## Text provided
* * *

Calculating Hydrocarbon in Place Using Geological, Geophysical, and Fluid Property Data

In order for the reservoir engineer to calculate the amount of hydrocarbon in place from geological information, the reservoir bulk volume must first be calculated. Many methods exist to estimate the reservoir bulk volume but only two will be discussed here.

The first method involves the reservoir engineer using well logs, core data, well test data, and two-dimensional seismic data to estimate the bulk volume.1,2 From this information, the engineer generates digital subsurface and isopach maps of the reservoir in question. These maps are then used in computer programs to estimate a volume for a given hydrocarbon, either gas or oil, in place.3

subsurface contour map shows lines connecting points of equal elevations on the top of a marker bed and therefore shows geologic structure. A net isopach map shows lines connecting points of equal net formation thickness, and the individual lines connecting points of equal thickness are called isopach lines. The contour map is used in preparing the isopach maps when there is an oil-water, gas-water, or gas-oil contact. The contact line is the zero isopach line. The volume is obtained by planimetering the areas between the isopach lines of the entire reservoir or of the individual units under consideration. The principal problems in preparing a map of this type are the proper interpretation of net sand thickness from the well logs and the outlining of the productive area of the field as defined by the fluid contacts, faults, or permeability barriers on the subsurface contour map. When the formation is rather uniformly developed and there is good well control, the error in the net bulk reservoir volume should not exceed a few percentage points.

A second method of calculating hydrocarbon in place involves computer modeling and is becoming increasingly common with the advancement of three-dimensional seismic data. This approach begins with the collection of three-dimensional seismic data via an array of transmitters of receivers. These data are collected, processed, and displayed in a digital three-dimensional geologic model.

* * *

## Supplied records
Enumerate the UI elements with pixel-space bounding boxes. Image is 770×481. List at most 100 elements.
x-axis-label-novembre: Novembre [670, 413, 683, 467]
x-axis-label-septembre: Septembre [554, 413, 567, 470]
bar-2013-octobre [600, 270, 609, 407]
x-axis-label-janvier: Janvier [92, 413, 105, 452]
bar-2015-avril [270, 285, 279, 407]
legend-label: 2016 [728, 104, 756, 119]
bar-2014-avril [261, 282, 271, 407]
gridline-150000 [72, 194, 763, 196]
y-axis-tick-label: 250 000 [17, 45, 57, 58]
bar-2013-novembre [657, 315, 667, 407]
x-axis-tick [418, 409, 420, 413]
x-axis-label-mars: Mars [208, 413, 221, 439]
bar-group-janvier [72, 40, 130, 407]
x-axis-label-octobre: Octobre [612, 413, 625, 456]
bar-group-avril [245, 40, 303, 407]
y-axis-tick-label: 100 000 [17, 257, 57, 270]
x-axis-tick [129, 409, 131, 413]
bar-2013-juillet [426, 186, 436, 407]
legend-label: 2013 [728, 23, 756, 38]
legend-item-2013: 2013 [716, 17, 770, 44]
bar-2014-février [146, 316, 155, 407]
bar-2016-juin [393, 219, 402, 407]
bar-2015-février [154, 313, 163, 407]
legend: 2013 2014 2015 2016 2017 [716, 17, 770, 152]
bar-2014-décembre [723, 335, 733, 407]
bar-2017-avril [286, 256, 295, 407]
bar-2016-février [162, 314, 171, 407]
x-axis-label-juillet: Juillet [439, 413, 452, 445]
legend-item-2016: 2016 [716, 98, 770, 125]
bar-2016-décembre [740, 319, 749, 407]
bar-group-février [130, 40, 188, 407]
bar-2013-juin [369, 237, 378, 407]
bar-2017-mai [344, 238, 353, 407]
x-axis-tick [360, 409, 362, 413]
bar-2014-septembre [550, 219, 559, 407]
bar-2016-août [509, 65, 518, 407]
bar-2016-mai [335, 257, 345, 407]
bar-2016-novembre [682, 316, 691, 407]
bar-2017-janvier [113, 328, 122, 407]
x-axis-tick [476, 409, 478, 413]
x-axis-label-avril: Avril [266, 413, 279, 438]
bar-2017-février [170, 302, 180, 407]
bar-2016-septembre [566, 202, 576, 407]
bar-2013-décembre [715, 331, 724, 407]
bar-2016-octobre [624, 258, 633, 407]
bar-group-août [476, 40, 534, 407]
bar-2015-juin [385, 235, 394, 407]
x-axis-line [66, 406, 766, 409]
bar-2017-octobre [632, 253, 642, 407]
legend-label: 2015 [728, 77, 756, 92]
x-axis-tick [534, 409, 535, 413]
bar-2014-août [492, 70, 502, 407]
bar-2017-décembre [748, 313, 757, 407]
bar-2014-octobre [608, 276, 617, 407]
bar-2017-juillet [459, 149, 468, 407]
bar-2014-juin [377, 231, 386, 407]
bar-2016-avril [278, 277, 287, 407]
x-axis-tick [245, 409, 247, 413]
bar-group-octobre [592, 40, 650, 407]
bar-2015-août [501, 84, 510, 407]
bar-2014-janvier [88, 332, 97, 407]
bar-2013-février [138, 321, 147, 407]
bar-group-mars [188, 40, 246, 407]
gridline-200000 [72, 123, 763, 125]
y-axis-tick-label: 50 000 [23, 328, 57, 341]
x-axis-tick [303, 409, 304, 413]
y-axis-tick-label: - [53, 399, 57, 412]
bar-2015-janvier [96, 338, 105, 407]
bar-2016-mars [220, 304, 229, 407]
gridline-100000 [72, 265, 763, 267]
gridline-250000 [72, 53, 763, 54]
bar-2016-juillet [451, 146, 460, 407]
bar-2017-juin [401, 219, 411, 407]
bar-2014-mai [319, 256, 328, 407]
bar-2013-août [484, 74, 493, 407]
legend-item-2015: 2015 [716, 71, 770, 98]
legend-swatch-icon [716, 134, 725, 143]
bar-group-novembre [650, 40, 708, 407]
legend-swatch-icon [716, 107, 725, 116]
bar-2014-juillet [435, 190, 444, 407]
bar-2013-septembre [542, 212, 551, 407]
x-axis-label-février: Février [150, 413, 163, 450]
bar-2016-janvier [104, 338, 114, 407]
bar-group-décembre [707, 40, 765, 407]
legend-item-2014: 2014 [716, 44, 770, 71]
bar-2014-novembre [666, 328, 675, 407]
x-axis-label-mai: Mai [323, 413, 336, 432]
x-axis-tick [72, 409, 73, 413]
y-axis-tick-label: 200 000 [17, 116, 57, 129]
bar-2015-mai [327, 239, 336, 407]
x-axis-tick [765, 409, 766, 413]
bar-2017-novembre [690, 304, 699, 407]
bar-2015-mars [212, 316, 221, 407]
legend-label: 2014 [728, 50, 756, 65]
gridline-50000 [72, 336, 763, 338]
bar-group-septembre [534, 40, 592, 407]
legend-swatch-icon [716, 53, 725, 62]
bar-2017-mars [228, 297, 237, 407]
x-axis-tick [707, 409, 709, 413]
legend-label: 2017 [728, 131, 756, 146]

* * *

## Tasks for this exercise
1 – What is the Spanish translation of the sentence "The contact line is the zero isopach line." from the text on calculating hydrocarbon in place?
2 – Can you pick up the text on calculating hydrocarbon in place from its final sentence and carry it forward?
The data that come after the text stand on their own as separate material.

## Outputs for the tasks
1 – La línea de contacto es la línea isópaca cero.

2 –
This process still requires well logs to calibrate the seismic data, but the increase in seismic data obtained (from a two-dimensional survey to a three-dimensional survey) results in the ability to delineate the reservoir with fewer wells drilled. Modern workstation programs are used to enable transfer of the resulting geologic model to a numerical reservoir simulator in which the bulk volume is calculated.

Once the engineer has determined the bulk volume of the reservoir, calculations for hydrocarbon in place can then be made. The methods discussed in the previous paragraphs apply to both gas and oil reservoirs and will be mentioned briefly. The following discussion illustrates the calculation of hydrocarbon in place for a gas reservoir.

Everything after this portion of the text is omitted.